Task directions: Each line of the records below that holds "Lokaler" should be returned.

=== Extracted material ===

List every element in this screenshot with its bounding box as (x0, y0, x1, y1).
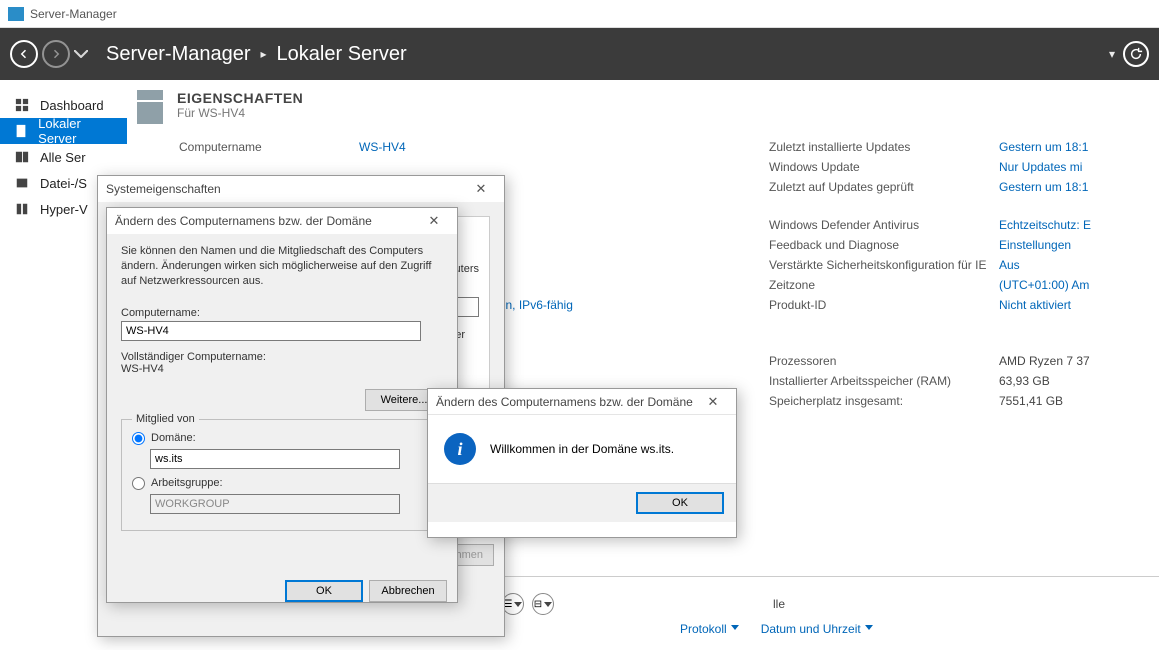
app-title: Server-Manager (30, 7, 117, 21)
dialog-rename-computer: Ändern des Computernamens bzw. der Domän… (106, 207, 458, 603)
sidebar-item-label: Dashboard (40, 98, 104, 113)
prop-value[interactable]: (UTC+01:00) Am (999, 278, 1159, 292)
prop-label: Zuletzt auf Updates geprüft (769, 180, 989, 194)
prop-value-computername[interactable]: WS-HV4 (359, 140, 759, 154)
dialog-title: Systemeigenschaften (106, 182, 221, 196)
prop-value[interactable]: Nur Updates mi (999, 160, 1159, 174)
sidebar-item-label: Alle Ser (40, 150, 86, 165)
dialog-titlebar[interactable]: Ändern des Computernamens bzw. der Domän… (107, 208, 457, 234)
info-icon: i (444, 433, 476, 465)
properties-subtitle: Für WS-HV4 (177, 106, 303, 120)
prop-label: Feedback und Diagnose (769, 238, 989, 252)
back-button[interactable] (10, 40, 38, 68)
dialog-title: Ändern des Computernamens bzw. der Domän… (436, 395, 693, 409)
server-large-icon (137, 90, 163, 126)
column-header-partial: lle (773, 597, 785, 611)
properties-title: EIGENSCHAFTEN (177, 90, 303, 106)
domain-label: Domäne: (151, 432, 196, 444)
breadcrumb-root[interactable]: Server-Manager (106, 43, 251, 66)
dialog-button-row: OK (428, 483, 736, 522)
column-datum[interactable]: Datum und Uhrzeit (761, 622, 861, 636)
workgroup-input[interactable] (150, 494, 400, 514)
prop-label: Windows Defender Antivirus (769, 218, 989, 232)
menu-dropdown-icon[interactable]: ▾ (1109, 47, 1115, 61)
group-legend: Mitglied von (132, 413, 199, 425)
fqdn-value: WS-HV4 (121, 363, 443, 375)
ok-button[interactable]: OK (285, 580, 363, 602)
filter-button[interactable]: ☰ (502, 593, 524, 615)
sidebar-item-label: Lokaler Server (38, 116, 113, 146)
domain-input[interactable] (150, 449, 400, 469)
message-text: Willkommen in der Domäne ws.its. (490, 442, 674, 456)
prop-value[interactable]: Nicht aktiviert (999, 298, 1159, 312)
dialog-welcome-domain: Ändern des Computernamens bzw. der Domän… (427, 388, 737, 538)
dialog-titlebar[interactable]: Ändern des Computernamens bzw. der Domän… (428, 389, 736, 415)
fqdn-label: Vollständiger Computername: (121, 351, 443, 363)
breadcrumb-current: Lokaler Server (277, 43, 407, 66)
history-dropdown-icon[interactable] (74, 50, 88, 58)
breadcrumb: Server-Manager ▸ Lokaler Server (106, 43, 407, 66)
prop-label: Verstärkte Sicherheitskonfiguration für … (769, 258, 989, 272)
prop-value: AMD Ryzen 7 37 (999, 354, 1159, 368)
computername-label: Computername: (121, 307, 443, 319)
column-protokoll[interactable]: Protokoll (680, 622, 727, 636)
header-bar: Server-Manager ▸ Lokaler Server ▾ (0, 28, 1159, 80)
prop-label: Computername (179, 140, 349, 154)
computername-input[interactable] (121, 321, 421, 341)
dialog-description: Sie können den Namen und die Mitgliedsch… (121, 244, 443, 289)
app-icon (8, 7, 24, 21)
close-icon[interactable]: ✕ (466, 181, 496, 197)
file-services-icon (14, 176, 30, 190)
sidebar-item-label: Hyper-V (40, 202, 88, 217)
sidebar-item-label: Datei-/S (40, 176, 87, 191)
hyperv-icon (14, 202, 30, 216)
sidebar-item-all-servers[interactable]: Alle Ser (0, 144, 127, 170)
prop-label: Produkt-ID (769, 298, 989, 312)
workgroup-radio[interactable] (132, 477, 145, 490)
cancel-button[interactable]: Abbrechen (369, 580, 447, 602)
sidebar-item-local-server[interactable]: Lokaler Server (0, 118, 127, 144)
chevron-right-icon: ▸ (261, 47, 267, 61)
dialog-titlebar[interactable]: Systemeigenschaften ✕ (98, 176, 504, 202)
window-titlebar: Server-Manager (0, 0, 1159, 28)
dashboard-icon (14, 98, 30, 112)
prop-label: Zuletzt installierte Updates (769, 140, 989, 154)
prop-value: 7551,41 GB (999, 394, 1159, 408)
dialog-title: Ändern des Computernamens bzw. der Domän… (115, 214, 372, 228)
prop-value: 63,93 GB (999, 374, 1159, 388)
table-columns: Protokoll Datum und Uhrzeit (680, 622, 861, 636)
ok-button[interactable]: OK (636, 492, 724, 514)
prop-value[interactable]: Gestern um 18:1 (999, 180, 1159, 194)
prop-value[interactable]: Gestern um 18:1 (999, 140, 1159, 154)
member-of-group: Mitglied von Domäne: Arbeitsgruppe: (121, 419, 443, 531)
prop-label: Speicherplatz insgesamt: (769, 394, 989, 408)
sidebar-item-dashboard[interactable]: Dashboard (0, 92, 127, 118)
refresh-button[interactable] (1123, 41, 1149, 67)
prop-label: Prozessoren (769, 354, 989, 368)
prop-label: Zeitzone (769, 278, 989, 292)
dialog-button-row: OK Abbrechen (107, 572, 457, 610)
close-icon[interactable]: ✕ (698, 394, 728, 410)
prop-label: Installierter Arbeitsspeicher (RAM) (769, 374, 989, 388)
query-button[interactable]: ⊟ (532, 593, 554, 615)
prop-value[interactable]: Einstellungen (999, 238, 1159, 252)
workgroup-label: Arbeitsgruppe: (151, 477, 223, 489)
prop-label: Windows Update (769, 160, 989, 174)
servers-icon (14, 150, 30, 164)
close-icon[interactable]: ✕ (419, 213, 449, 229)
domain-radio[interactable] (132, 432, 145, 445)
prop-value[interactable]: Aus (999, 258, 1159, 272)
prop-value[interactable]: Echtzeitschutz: E (999, 218, 1159, 232)
server-icon (14, 124, 28, 138)
forward-button[interactable] (42, 40, 70, 68)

===

Reply to the exercise:
sidebar-item-label: Lokaler Server (38, 116, 113, 146)
breadcrumb-current: Lokaler Server (277, 43, 407, 66)
breadcrumb: Server-Manager ▸ Lokaler Server (106, 43, 407, 66)
header-bar: Server-Manager ▸ Lokaler Server ▾ (0, 28, 1159, 80)
sidebar-item-local-server[interactable]: Lokaler Server (0, 118, 127, 144)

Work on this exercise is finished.